**Instruction**
Gather up every line from the entries below that uses the word "Chicago".

**Data**
....

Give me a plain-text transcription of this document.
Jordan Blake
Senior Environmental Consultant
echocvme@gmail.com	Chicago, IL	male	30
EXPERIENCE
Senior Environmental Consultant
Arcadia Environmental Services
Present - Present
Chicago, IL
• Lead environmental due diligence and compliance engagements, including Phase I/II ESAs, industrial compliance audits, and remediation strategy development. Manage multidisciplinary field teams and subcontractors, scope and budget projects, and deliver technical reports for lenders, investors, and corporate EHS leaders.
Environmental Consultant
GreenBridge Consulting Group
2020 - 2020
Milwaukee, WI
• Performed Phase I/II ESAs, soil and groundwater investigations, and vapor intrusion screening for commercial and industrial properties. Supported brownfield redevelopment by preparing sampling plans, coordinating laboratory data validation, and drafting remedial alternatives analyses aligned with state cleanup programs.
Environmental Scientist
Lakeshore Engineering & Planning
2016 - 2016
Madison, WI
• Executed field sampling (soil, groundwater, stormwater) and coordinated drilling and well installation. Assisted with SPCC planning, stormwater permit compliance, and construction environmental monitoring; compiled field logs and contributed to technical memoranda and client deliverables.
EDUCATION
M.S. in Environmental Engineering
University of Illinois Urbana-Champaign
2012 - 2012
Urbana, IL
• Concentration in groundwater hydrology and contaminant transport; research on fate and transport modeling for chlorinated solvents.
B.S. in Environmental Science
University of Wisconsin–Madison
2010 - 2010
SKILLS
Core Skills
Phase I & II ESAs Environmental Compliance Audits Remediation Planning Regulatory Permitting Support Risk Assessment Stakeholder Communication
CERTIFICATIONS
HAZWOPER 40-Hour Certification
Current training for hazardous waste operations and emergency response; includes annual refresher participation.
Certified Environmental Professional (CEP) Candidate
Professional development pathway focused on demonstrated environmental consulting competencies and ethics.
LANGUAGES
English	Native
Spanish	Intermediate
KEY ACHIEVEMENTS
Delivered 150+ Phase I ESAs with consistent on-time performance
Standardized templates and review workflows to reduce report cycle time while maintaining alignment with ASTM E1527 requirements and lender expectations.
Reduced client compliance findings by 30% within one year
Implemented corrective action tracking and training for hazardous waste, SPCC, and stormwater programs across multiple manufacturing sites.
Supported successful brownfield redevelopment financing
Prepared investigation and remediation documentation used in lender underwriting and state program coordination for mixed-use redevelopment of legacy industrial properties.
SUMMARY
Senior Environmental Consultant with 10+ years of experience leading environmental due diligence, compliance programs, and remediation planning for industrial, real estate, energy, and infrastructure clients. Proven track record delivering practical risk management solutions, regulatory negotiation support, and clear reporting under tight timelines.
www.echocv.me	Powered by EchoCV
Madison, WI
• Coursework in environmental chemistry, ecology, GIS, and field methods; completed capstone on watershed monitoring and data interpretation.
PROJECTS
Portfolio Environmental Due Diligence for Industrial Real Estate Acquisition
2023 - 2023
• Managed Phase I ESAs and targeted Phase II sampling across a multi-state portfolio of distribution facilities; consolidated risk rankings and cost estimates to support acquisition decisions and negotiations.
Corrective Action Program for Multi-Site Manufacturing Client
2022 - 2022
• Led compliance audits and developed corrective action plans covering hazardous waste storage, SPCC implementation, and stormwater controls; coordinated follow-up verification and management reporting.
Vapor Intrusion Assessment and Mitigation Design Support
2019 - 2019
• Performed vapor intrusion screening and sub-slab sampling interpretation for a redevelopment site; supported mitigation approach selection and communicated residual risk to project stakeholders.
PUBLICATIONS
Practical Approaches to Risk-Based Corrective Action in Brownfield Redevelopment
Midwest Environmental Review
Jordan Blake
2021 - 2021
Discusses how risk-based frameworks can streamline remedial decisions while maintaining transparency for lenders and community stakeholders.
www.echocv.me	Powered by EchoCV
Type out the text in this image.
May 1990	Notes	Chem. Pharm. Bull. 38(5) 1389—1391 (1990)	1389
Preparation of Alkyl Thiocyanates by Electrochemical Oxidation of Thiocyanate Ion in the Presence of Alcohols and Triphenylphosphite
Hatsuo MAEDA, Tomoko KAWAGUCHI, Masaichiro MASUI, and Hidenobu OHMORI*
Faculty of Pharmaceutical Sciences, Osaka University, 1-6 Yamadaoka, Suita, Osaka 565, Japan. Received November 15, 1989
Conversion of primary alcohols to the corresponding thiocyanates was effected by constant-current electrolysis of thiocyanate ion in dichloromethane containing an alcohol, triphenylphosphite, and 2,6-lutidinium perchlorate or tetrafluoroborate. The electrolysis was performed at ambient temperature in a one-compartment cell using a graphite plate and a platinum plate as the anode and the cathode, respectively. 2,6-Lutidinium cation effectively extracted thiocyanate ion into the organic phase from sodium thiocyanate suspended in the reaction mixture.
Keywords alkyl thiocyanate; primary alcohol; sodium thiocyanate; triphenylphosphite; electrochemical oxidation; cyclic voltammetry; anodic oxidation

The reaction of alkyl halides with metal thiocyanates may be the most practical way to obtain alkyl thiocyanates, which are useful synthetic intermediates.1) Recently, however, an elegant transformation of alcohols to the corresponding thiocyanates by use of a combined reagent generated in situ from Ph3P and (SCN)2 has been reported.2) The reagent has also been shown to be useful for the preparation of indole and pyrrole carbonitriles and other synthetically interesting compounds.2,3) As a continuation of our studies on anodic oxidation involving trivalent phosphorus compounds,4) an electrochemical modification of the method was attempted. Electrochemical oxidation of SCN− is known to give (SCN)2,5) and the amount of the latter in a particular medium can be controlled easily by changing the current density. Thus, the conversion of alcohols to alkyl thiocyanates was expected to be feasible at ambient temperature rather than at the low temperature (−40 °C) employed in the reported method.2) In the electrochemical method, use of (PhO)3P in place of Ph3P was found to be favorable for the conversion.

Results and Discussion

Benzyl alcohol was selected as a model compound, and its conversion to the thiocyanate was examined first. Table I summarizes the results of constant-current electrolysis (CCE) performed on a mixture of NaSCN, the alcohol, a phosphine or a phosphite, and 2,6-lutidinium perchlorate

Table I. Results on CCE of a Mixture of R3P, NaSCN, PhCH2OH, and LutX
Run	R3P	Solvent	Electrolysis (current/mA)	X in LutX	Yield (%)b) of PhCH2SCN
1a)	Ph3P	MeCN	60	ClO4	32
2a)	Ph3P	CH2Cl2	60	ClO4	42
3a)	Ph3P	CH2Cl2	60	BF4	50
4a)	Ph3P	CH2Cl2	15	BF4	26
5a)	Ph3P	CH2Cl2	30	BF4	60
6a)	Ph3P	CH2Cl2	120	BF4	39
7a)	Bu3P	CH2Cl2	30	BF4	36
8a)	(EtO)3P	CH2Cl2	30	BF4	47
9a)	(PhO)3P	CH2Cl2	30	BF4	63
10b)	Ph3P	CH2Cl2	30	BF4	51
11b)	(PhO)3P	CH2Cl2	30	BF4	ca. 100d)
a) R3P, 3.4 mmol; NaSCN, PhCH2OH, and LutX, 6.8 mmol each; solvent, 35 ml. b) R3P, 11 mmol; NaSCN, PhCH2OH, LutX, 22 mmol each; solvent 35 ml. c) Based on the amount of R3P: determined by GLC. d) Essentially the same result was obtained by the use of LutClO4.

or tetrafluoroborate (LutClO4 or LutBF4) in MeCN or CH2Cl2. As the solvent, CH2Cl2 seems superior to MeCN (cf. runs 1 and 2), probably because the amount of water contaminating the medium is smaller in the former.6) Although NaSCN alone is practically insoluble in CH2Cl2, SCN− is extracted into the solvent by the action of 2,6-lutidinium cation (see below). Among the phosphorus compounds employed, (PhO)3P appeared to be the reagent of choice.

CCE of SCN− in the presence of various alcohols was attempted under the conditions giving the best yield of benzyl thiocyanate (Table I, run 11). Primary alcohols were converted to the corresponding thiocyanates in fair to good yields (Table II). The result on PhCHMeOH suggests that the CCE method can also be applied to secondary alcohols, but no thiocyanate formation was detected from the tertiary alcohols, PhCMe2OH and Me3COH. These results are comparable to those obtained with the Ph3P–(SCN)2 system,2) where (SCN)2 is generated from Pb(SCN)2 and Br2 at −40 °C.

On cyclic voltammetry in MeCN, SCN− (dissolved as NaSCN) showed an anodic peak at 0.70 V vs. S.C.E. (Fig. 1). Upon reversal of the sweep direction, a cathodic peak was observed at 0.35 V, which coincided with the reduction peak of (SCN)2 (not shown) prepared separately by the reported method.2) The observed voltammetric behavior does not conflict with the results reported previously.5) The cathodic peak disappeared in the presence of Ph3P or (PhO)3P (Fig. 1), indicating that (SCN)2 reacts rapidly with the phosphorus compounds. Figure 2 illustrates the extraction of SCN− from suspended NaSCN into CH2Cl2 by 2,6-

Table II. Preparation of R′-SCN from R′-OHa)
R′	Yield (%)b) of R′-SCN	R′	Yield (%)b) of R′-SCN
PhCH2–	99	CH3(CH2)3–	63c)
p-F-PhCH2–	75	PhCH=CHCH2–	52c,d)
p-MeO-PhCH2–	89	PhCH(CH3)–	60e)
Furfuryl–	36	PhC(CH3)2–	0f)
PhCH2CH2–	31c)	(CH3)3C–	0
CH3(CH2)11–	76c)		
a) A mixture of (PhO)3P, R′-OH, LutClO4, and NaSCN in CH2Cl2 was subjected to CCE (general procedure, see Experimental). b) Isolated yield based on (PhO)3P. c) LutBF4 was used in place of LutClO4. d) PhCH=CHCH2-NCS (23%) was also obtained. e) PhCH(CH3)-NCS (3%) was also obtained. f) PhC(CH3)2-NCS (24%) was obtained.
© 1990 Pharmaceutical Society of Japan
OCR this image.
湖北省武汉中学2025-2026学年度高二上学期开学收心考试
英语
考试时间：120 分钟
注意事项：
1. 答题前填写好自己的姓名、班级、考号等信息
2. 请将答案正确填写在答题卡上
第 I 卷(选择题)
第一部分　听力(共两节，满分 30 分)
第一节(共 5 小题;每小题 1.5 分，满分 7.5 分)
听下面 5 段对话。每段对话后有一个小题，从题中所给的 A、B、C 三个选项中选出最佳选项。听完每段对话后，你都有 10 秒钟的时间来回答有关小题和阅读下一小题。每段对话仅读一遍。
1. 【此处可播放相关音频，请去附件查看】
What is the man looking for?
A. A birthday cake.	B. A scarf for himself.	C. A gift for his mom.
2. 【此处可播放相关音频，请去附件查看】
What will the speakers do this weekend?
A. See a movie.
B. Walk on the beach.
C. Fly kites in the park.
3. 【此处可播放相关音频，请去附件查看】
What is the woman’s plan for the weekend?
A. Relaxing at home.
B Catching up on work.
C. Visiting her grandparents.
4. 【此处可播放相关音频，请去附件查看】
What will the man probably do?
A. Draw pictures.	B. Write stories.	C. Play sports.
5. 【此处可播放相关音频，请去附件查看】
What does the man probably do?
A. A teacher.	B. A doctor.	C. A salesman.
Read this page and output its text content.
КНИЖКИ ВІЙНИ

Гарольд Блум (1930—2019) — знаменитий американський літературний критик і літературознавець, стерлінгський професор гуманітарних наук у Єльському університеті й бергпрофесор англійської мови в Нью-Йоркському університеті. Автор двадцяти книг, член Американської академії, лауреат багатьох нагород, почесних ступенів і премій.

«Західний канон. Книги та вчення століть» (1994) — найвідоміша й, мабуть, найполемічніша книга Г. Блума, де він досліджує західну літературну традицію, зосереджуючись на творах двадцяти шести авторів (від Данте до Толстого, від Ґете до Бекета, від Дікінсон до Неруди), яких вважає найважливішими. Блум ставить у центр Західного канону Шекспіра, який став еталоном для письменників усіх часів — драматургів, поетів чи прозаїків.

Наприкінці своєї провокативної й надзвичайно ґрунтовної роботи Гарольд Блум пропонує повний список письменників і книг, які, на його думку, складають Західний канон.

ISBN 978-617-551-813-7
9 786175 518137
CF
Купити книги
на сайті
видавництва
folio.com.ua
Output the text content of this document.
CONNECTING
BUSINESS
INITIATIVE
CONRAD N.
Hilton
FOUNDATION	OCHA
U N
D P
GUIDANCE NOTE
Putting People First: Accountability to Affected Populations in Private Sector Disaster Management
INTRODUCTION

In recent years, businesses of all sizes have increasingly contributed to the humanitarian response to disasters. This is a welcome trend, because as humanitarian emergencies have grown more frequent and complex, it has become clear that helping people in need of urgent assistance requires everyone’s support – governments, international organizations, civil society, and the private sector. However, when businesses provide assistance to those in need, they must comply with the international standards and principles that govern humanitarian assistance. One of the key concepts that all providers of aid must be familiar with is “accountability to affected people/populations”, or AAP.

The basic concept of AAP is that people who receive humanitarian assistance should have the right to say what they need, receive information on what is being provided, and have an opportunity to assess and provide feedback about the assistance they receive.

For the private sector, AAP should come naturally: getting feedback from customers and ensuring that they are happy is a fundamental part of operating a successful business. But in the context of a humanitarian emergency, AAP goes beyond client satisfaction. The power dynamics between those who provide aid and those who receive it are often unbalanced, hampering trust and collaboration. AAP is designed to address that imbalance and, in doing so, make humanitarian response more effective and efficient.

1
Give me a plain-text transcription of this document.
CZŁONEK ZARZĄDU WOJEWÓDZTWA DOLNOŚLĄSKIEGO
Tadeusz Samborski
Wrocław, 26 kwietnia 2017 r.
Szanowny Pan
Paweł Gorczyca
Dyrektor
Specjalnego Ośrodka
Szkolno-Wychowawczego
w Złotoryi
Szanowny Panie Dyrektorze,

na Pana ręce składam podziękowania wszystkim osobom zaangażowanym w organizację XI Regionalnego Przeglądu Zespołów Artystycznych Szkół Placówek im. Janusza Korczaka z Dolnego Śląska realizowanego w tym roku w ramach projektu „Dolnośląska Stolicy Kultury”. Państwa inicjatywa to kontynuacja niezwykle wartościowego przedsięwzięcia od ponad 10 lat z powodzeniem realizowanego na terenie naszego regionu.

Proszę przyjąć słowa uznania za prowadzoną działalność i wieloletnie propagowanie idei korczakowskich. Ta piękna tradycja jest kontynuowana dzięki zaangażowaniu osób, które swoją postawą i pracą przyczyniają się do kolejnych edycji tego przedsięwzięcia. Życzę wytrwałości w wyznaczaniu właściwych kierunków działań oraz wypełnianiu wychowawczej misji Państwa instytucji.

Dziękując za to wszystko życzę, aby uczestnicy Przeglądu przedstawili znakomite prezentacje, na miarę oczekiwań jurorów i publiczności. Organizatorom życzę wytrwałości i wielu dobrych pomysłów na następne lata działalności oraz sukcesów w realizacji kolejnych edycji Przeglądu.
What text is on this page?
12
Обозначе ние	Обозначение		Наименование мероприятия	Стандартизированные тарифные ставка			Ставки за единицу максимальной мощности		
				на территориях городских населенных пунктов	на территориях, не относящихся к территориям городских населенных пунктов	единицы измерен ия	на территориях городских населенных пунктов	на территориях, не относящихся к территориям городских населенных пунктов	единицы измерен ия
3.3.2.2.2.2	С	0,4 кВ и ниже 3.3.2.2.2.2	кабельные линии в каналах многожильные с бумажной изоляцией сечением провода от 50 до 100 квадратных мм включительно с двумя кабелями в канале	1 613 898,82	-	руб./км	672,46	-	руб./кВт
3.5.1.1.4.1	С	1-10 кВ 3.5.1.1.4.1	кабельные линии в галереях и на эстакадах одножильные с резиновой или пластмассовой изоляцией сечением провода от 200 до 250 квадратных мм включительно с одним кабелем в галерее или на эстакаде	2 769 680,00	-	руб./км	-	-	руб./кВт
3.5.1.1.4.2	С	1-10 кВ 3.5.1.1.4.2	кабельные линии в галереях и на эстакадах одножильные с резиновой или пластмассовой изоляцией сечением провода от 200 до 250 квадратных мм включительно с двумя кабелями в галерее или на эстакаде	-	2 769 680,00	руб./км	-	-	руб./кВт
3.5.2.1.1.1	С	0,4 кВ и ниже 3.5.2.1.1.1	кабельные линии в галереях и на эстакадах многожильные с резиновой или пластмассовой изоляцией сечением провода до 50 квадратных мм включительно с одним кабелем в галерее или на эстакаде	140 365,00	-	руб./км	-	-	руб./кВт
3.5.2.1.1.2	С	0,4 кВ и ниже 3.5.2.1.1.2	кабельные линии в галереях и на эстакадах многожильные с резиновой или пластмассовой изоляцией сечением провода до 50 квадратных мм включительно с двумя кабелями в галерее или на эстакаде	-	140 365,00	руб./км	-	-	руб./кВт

....

**Answer to the task**
echocvme@gmail.com	Chicago, IL	male	30
Chicago, IL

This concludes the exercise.